DESCRIPTION OF THE TASK: Check each line of the records below and collect those that include the word "name".

==================================================

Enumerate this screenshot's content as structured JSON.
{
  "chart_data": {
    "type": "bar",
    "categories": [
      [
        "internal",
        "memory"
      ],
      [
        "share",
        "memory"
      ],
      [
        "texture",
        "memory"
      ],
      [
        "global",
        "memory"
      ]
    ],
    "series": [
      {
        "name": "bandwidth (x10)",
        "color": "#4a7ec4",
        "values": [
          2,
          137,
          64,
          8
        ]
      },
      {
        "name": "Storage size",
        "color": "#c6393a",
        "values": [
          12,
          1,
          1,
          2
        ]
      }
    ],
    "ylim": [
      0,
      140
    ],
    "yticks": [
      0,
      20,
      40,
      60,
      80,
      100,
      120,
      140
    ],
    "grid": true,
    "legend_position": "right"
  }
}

==================================================

THE SOLUTION:
        "name": "bandwidth (x10)",
        "name": "Storage size",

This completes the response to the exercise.